### DIRECTIONS FOR THIS TASK
The material below should be written out in full and exactly; pictures stay out of the copy.

## Start MATERIAL SUPPLIED

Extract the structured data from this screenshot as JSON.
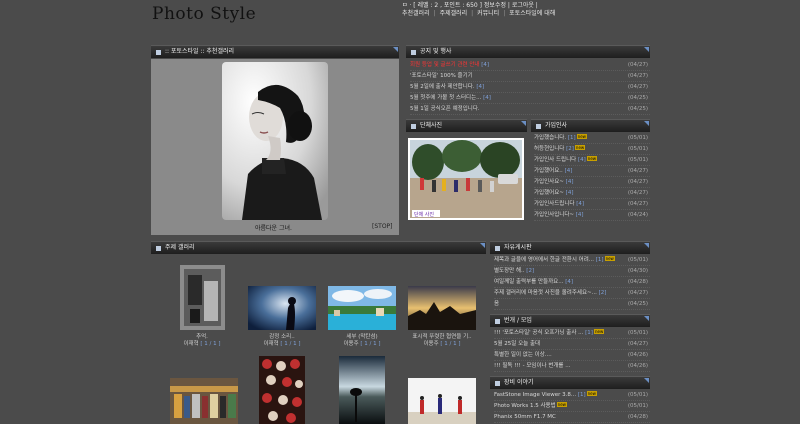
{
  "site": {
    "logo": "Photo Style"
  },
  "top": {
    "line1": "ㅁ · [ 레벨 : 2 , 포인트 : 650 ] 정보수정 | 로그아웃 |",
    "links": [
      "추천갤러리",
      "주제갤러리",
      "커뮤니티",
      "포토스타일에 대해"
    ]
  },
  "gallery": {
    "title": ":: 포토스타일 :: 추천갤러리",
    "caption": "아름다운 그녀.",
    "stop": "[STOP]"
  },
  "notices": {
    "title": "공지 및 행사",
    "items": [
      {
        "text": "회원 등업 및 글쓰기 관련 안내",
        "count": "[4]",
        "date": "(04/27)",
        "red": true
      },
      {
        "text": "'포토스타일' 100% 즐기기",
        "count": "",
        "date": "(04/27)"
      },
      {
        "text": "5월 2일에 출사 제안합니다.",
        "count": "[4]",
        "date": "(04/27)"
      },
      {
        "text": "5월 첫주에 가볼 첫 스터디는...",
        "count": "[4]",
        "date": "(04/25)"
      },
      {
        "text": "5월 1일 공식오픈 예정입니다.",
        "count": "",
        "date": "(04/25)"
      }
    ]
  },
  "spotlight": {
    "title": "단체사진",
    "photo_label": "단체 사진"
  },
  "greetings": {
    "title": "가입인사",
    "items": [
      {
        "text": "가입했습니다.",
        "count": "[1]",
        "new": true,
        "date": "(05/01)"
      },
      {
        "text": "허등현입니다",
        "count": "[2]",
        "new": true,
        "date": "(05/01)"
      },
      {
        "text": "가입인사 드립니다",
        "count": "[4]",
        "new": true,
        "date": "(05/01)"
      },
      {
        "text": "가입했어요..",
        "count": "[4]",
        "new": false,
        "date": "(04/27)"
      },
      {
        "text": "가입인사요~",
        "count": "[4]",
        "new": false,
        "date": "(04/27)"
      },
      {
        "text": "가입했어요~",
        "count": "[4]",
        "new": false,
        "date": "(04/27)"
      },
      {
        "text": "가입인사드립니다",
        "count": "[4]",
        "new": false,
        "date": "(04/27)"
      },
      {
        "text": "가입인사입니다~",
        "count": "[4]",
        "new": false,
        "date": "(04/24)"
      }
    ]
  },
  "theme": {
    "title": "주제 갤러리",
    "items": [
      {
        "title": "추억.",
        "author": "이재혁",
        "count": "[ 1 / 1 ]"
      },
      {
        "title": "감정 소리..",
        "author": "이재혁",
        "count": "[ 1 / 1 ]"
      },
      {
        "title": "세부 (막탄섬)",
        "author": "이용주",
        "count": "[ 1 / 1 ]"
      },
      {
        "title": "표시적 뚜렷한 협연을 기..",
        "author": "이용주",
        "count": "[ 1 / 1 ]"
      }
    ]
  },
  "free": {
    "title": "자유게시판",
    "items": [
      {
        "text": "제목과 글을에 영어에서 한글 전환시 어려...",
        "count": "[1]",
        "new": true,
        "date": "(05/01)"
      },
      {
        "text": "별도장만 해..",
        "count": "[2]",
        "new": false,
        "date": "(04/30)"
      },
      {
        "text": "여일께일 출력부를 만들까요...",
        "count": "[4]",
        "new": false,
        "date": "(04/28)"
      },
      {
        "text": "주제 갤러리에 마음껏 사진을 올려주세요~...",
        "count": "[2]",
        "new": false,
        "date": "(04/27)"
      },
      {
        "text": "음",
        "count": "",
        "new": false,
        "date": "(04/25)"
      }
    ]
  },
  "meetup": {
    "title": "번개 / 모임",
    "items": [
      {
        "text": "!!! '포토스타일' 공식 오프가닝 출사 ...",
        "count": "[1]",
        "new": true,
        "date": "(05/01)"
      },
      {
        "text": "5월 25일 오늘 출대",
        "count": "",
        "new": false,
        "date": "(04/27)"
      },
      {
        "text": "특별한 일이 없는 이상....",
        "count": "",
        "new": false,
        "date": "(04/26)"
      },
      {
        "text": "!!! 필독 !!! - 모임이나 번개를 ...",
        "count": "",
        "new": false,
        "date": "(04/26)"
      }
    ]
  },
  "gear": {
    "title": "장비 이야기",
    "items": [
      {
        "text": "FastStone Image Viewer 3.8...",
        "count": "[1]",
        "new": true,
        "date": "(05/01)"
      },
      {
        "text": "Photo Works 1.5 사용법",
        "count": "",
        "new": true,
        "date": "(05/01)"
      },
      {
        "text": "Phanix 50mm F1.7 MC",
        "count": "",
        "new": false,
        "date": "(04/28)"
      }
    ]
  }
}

## End MATERIAL SUPPLIED

### EXERCISE RESULT
Extract the structured data from this screenshot as JSON.
{
  "site": {
    "logo": "Photo Style"
  },
  "top": {
    "line1": "ㅁ · [ 레벨 : 2 , 포인트 : 650 ] 정보수정 | 로그아웃 |",
    "links": [
      "추천갤러리",
      "주제갤러리",
      "커뮤니티",
      "포토스타일에 대해"
    ]
  },
  "gallery": {
    "title": ":: 포토스타일 :: 추천갤러리",
    "caption": "아름다운 그녀.",
    "stop": "[STOP]"
  },
  "notices": {
    "title": "공지 및 행사",
    "items": [
      {
        "text": "회원 등업 및 글쓰기 관련 안내",
        "count": "[4]",
        "date": "(04/27)",
        "red": true
      },
      {
        "text": "'포토스타일' 100% 즐기기",
        "count": "",
        "date": "(04/27)"
      },
      {
        "text": "5월 2일에 출사 제안합니다.",
        "count": "[4]",
        "date": "(04/27)"
      },
      {
        "text": "5월 첫주에 가볼 첫 스터디는...",
        "count": "[4]",
        "date": "(04/25)"
      },
      {
        "text": "5월 1일 공식오픈 예정입니다.",
        "count": "",
        "date": "(04/25)"
      }
    ]
  },
  "spotlight": {
    "title": "단체사진",
    "photo_label": "단체 사진"
  },
  "greetings": {
    "title": "가입인사",
    "items": [
      {
        "text": "가입했습니다.",
        "count": "[1]",
        "new": true,
        "date": "(05/01)"
      },
      {
        "text": "허등현입니다",
        "count": "[2]",
        "new": true,
        "date": "(05/01)"
      },
      {
        "text": "가입인사 드립니다",
        "count": "[4]",
        "new": true,
        "date": "(05/01)"
      },
      {
        "text": "가입했어요..",
        "count": "[4]",
        "new": false,
        "date": "(04/27)"
      },
      {
        "text": "가입인사요~",
        "count": "[4]",
        "new": false,
        "date": "(04/27)"
      },
      {
        "text": "가입했어요~",
        "count": "[4]",
        "new": false,
        "date": "(04/27)"
      },
      {
        "text": "가입인사드립니다",
        "count": "[4]",
        "new": false,
        "date": "(04/27)"
      },
      {
        "text": "가입인사입니다~",
        "count": "[4]",
        "new": false,
        "date": "(04/24)"
      }
    ]
  },
  "theme": {
    "title": "주제 갤러리",
    "items": [
      {
        "title": "추억.",
        "author": "이재혁",
        "count": "[ 1 / 1 ]"
      },
      {
        "title": "감정 소리..",
        "author": "이재혁",
        "count": "[ 1 / 1 ]"
      },
      {
        "title": "세부 (막탄섬)",
        "author": "이용주",
        "count": "[ 1 / 1 ]"
      },
      {
        "title": "표시적 뚜렷한 협연을 기..",
        "author": "이용주",
        "count": "[ 1 / 1 ]"
      }
    ]
  },
  "free": {
    "title": "자유게시판",
    "items": [
      {
        "text": "제목과 글을에 영어에서 한글 전환시 어려...",
        "count": "[1]",
        "new": true,
        "date": "(05/01)"
      },
      {
        "text": "별도장만 해..",
        "count": "[2]",
        "new": false,
        "date": "(04/30)"
      },
      {
        "text": "여일께일 출력부를 만들까요...",
        "count": "[4]",
        "new": false,
        "date": "(04/28)"
      },
      {
        "text": "주제 갤러리에 마음껏 사진을 올려주세요~...",
        "count": "[2]",
        "new": false,
        "date": "(04/27)"
      },
      {
        "text": "음",
        "count": "",
        "new": false,
        "date": "(04/25)"
      }
    ]
  },
  "meetup": {
    "title": "번개 / 모임",
    "items": [
      {
        "text": "!!! '포토스타일' 공식 오프가닝 출사 ...",
        "count": "[1]",
        "new": true,
        "date": "(05/01)"
      },
      {
        "text": "5월 25일 오늘 출대",
        "count": "",
        "new": false,
        "date": "(04/27)"
      },
      {
        "text": "특별한 일이 없는 이상....",
        "count": "",
        "new": false,
        "date": "(04/26)"
      },
      {
        "text": "!!! 필독 !!! - 모임이나 번개를 ...",
        "count": "",
        "new": false,
        "date": "(04/26)"
      }
    ]
  },
  "gear": {
    "title": "장비 이야기",
    "items": [
      {
        "text": "FastStone Image Viewer 3.8...",
        "count": "[1]",
        "new": true,
        "date": "(05/01)"
      },
      {
        "text": "Photo Works 1.5 사용법",
        "count": "",
        "new": true,
        "date": "(05/01)"
      },
      {
        "text": "Phanix 50mm F1.7 MC",
        "count": "",
        "new": false,
        "date": "(04/28)"
      }
    ]
  }
}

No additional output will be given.